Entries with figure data
☆ ☆ ☆

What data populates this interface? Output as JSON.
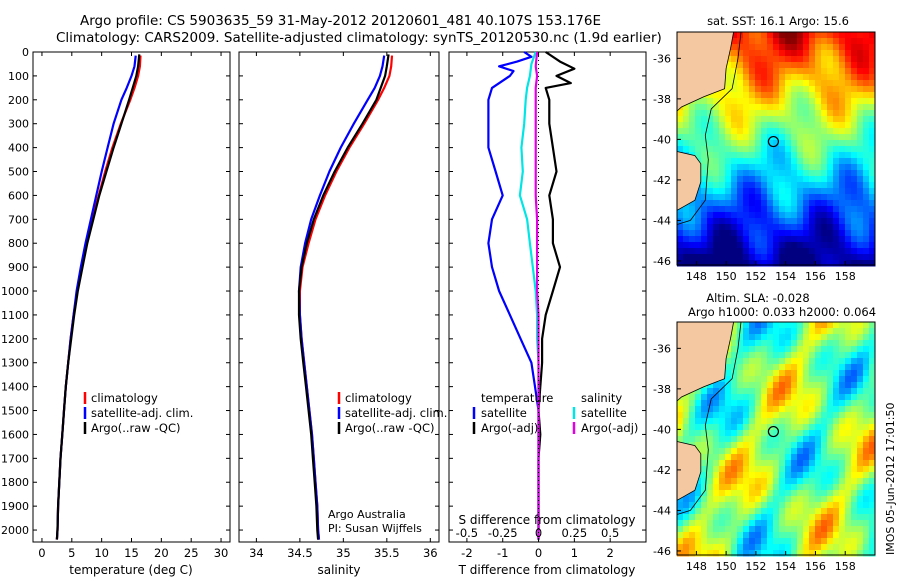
{
  "header": {
    "line1": "Argo profile: CS 5903635_59 31-May-2012 20120601_481 40.107S 153.176E",
    "line2": "Climatology: CARS2009. Satellite-adjusted climatology: synTS_20120530.nc (1.9d earlier)"
  },
  "colors": {
    "climatology": "#ff0000",
    "satellite": "#0000ff",
    "argo": "#000000",
    "sat_salinity": "#00e5e5",
    "argo_salinity": "#e000e0",
    "land": "#f4c8a0"
  },
  "depth_axis": {
    "ylim": [
      0,
      2050
    ],
    "ticks": [
      0,
      100,
      200,
      300,
      400,
      500,
      600,
      700,
      800,
      900,
      1000,
      1100,
      1200,
      1300,
      1400,
      1500,
      1600,
      1700,
      1800,
      1900,
      2000
    ]
  },
  "chart_data": [
    {
      "id": "temperature",
      "type": "line",
      "xlabel": "temperature (deg C)",
      "xlim": [
        -1.5,
        31.5
      ],
      "xticks": [
        0,
        5,
        10,
        15,
        20,
        25,
        30
      ],
      "legend": [
        "climatology",
        "satellite-adj. clim.",
        "Argo(..raw -QC)"
      ],
      "legend_position": "lower-left",
      "series": [
        {
          "name": "climatology",
          "color": "red",
          "depth": [
            15,
            60,
            100,
            150,
            200,
            300,
            400,
            500,
            600,
            700,
            800,
            900,
            1000,
            1100,
            1200,
            1300,
            1400,
            1500,
            1600,
            1700,
            1800,
            1900,
            2000,
            2040
          ],
          "values": [
            16.5,
            16.4,
            16.1,
            15.5,
            14.8,
            13.2,
            11.8,
            10.6,
            9.5,
            8.4,
            7.4,
            6.6,
            5.9,
            5.3,
            4.8,
            4.4,
            4.0,
            3.7,
            3.4,
            3.1,
            2.9,
            2.7,
            2.6,
            2.5
          ]
        },
        {
          "name": "satellite-adj. clim.",
          "color": "blue",
          "depth": [
            15,
            60,
            100,
            150,
            200,
            300,
            400,
            500,
            600,
            700,
            800,
            900,
            1000,
            1100,
            1200,
            1300,
            1400,
            1500,
            1600,
            1700,
            1800,
            1900,
            2000,
            2040
          ],
          "values": [
            15.7,
            15.5,
            15.0,
            14.2,
            13.3,
            12.0,
            11.0,
            10.0,
            9.1,
            8.2,
            7.3,
            6.5,
            5.8,
            5.3,
            4.8,
            4.4,
            4.0,
            3.7,
            3.4,
            3.1,
            2.9,
            2.7,
            2.6,
            2.5
          ]
        },
        {
          "name": "Argo(..raw -QC)",
          "color": "black",
          "depth": [
            10,
            60,
            100,
            150,
            200,
            300,
            400,
            500,
            600,
            700,
            800,
            900,
            1000,
            1100,
            1200,
            1300,
            1400,
            1500,
            1600,
            1700,
            1800,
            1900,
            2000,
            2040
          ],
          "values": [
            16.3,
            16.1,
            15.8,
            15.2,
            14.6,
            13.3,
            12.0,
            10.8,
            9.6,
            8.6,
            7.6,
            6.8,
            6.0,
            5.4,
            4.9,
            4.4,
            4.0,
            3.7,
            3.4,
            3.1,
            2.9,
            2.7,
            2.6,
            2.5
          ]
        }
      ]
    },
    {
      "id": "salinity",
      "type": "line",
      "xlabel": "salinity",
      "xlim": [
        33.8,
        36.1
      ],
      "xticks": [
        34,
        34.5,
        35,
        35.5,
        36
      ],
      "legend": [
        "climatology",
        "satellite-adj. clim.",
        "Argo(..raw -QC)"
      ],
      "legend_position": "lower-left",
      "annotation": [
        "Argo Australia",
        "PI: Susan Wijffels"
      ],
      "series": [
        {
          "name": "climatology",
          "color": "red",
          "depth": [
            15,
            60,
            100,
            150,
            200,
            300,
            400,
            500,
            600,
            700,
            800,
            900,
            1000,
            1100,
            1200,
            1300,
            1400,
            1500,
            1600,
            1700,
            1800,
            1900,
            2000,
            2040
          ],
          "values": [
            35.56,
            35.55,
            35.53,
            35.47,
            35.4,
            35.24,
            35.07,
            34.92,
            34.79,
            34.68,
            34.6,
            34.53,
            34.5,
            34.5,
            34.52,
            34.55,
            34.58,
            34.61,
            34.64,
            34.66,
            34.68,
            34.7,
            34.71,
            34.72
          ]
        },
        {
          "name": "satellite-adj. clim.",
          "color": "blue",
          "depth": [
            15,
            60,
            100,
            150,
            200,
            300,
            400,
            500,
            600,
            700,
            800,
            900,
            1000,
            1100,
            1200,
            1300,
            1400,
            1500,
            1600,
            1700,
            1800,
            1900,
            2000,
            2040
          ],
          "values": [
            35.47,
            35.45,
            35.42,
            35.36,
            35.28,
            35.12,
            34.97,
            34.84,
            34.73,
            34.63,
            34.56,
            34.51,
            34.49,
            34.5,
            34.52,
            34.55,
            34.58,
            34.61,
            34.64,
            34.66,
            34.68,
            34.7,
            34.71,
            34.72
          ]
        },
        {
          "name": "Argo(..raw -QC)",
          "color": "black",
          "depth": [
            10,
            60,
            100,
            150,
            200,
            300,
            400,
            500,
            600,
            700,
            800,
            900,
            1000,
            1100,
            1200,
            1300,
            1400,
            1500,
            1600,
            1700,
            1800,
            1900,
            2000,
            2040
          ],
          "values": [
            35.52,
            35.5,
            35.48,
            35.43,
            35.38,
            35.22,
            35.05,
            34.9,
            34.77,
            34.66,
            34.58,
            34.52,
            34.49,
            34.49,
            34.51,
            34.54,
            34.57,
            34.6,
            34.63,
            34.65,
            34.67,
            34.69,
            34.7,
            34.71
          ]
        }
      ]
    },
    {
      "id": "differences",
      "type": "line",
      "xlabel": "T difference from climatology",
      "xlim": [
        -2.5,
        3.0
      ],
      "xticks": [
        -2,
        -1,
        0,
        1,
        2
      ],
      "top_axis_label": "S difference from climatology",
      "top_ticks": [
        "-0.5",
        "-0.25",
        "0",
        "0.25",
        "0.5"
      ],
      "legend_temperature": {
        "title": "temperature",
        "items": [
          "satellite",
          "Argo(-adj)"
        ]
      },
      "legend_salinity": {
        "title": "salinity",
        "items": [
          "satellite",
          "Argo(-adj)"
        ]
      },
      "series": [
        {
          "name": "temperature satellite",
          "color": "blue",
          "depth": [
            0,
            20,
            40,
            60,
            80,
            100,
            150,
            200,
            300,
            400,
            500,
            600,
            700,
            800,
            900,
            1000,
            1100,
            1200,
            1300,
            1400,
            1500,
            1600,
            1700,
            1800,
            1900,
            2000,
            2040
          ],
          "values": [
            -0.4,
            -0.2,
            -0.6,
            -1.1,
            -0.7,
            -0.8,
            -1.3,
            -1.4,
            -1.4,
            -1.4,
            -1.2,
            -1.0,
            -1.3,
            -1.4,
            -1.3,
            -1.1,
            -0.8,
            -0.5,
            -0.2,
            -0.1,
            0.0,
            0.0,
            0.0,
            0.0,
            0.0,
            0.0,
            0.0
          ]
        },
        {
          "name": "temperature Argo(-adj)",
          "color": "black",
          "depth": [
            0,
            40,
            70,
            100,
            130,
            150,
            200,
            300,
            400,
            500,
            600,
            700,
            800,
            900,
            1000,
            1100,
            1200,
            1300,
            1400,
            1500,
            1600,
            1700,
            1800,
            1900,
            2000,
            2040
          ],
          "values": [
            0.2,
            0.6,
            1.0,
            0.5,
            0.9,
            0.2,
            0.3,
            0.3,
            0.4,
            0.5,
            0.3,
            0.4,
            0.4,
            0.6,
            0.4,
            0.2,
            0.1,
            0.1,
            0.05,
            0.0,
            0.05,
            0.0,
            0.0,
            0.0,
            0.0,
            0.0
          ]
        },
        {
          "name": "salinity satellite",
          "color": "cyan",
          "depth": [
            0,
            50,
            100,
            150,
            200,
            300,
            400,
            500,
            600,
            700,
            800,
            900,
            1000,
            1100,
            1200,
            1300,
            1400,
            1500,
            1600,
            1700,
            1800,
            1900,
            2000,
            2040
          ],
          "values": [
            -0.02,
            -0.05,
            -0.06,
            -0.08,
            -0.09,
            -0.1,
            -0.12,
            -0.11,
            -0.13,
            -0.08,
            -0.06,
            -0.04,
            -0.02,
            -0.01,
            -0.01,
            0.0,
            0.0,
            0.0,
            0.0,
            0.0,
            0.0,
            0.0,
            0.0,
            0.0
          ]
        },
        {
          "name": "salinity Argo(-adj)",
          "color": "magenta",
          "depth": [
            0,
            60,
            100,
            150,
            200,
            300,
            400,
            500,
            600,
            700,
            800,
            900,
            1000,
            1100,
            1200,
            1300,
            1400,
            1500,
            1600,
            1700,
            1800,
            1900,
            2000,
            2040
          ],
          "values": [
            -0.01,
            -0.02,
            -0.01,
            -0.02,
            -0.02,
            -0.02,
            -0.02,
            -0.02,
            -0.02,
            -0.01,
            -0.01,
            -0.01,
            -0.01,
            0.0,
            0.0,
            0.0,
            0.0,
            0.0,
            0.0,
            0.0,
            0.0,
            0.0,
            0.0,
            0.0
          ]
        }
      ]
    }
  ],
  "map_sst": {
    "title": "sat. SST: 16.1  Argo: 15.6",
    "lat_ticks": [
      "-36",
      "-38",
      "-40",
      "-42",
      "-44",
      "-46"
    ],
    "lon_ticks": [
      "148",
      "150",
      "152",
      "154",
      "156",
      "158"
    ],
    "profile_marker": {
      "lon": 153.176,
      "lat": -40.107
    }
  },
  "map_sla": {
    "title_line1": "Altim. SLA: -0.028",
    "title_line2": "Argo h1000: 0.033  h2000: 0.064",
    "lat_ticks": [
      "-36",
      "-38",
      "-40",
      "-42",
      "-44",
      "-46"
    ],
    "lon_ticks": [
      "148",
      "150",
      "152",
      "154",
      "156",
      "158"
    ],
    "profile_marker": {
      "lon": 153.176,
      "lat": -40.107
    }
  },
  "footer_stamp": "IMOS 05-Jun-2012 17:01:50"
}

☆ ☆ ☆

## Task to complete
Extract every line above containing the word "from".

## Task response
      "xlabel": "T difference from climatology",
      "top_axis_label": "S difference from climatology",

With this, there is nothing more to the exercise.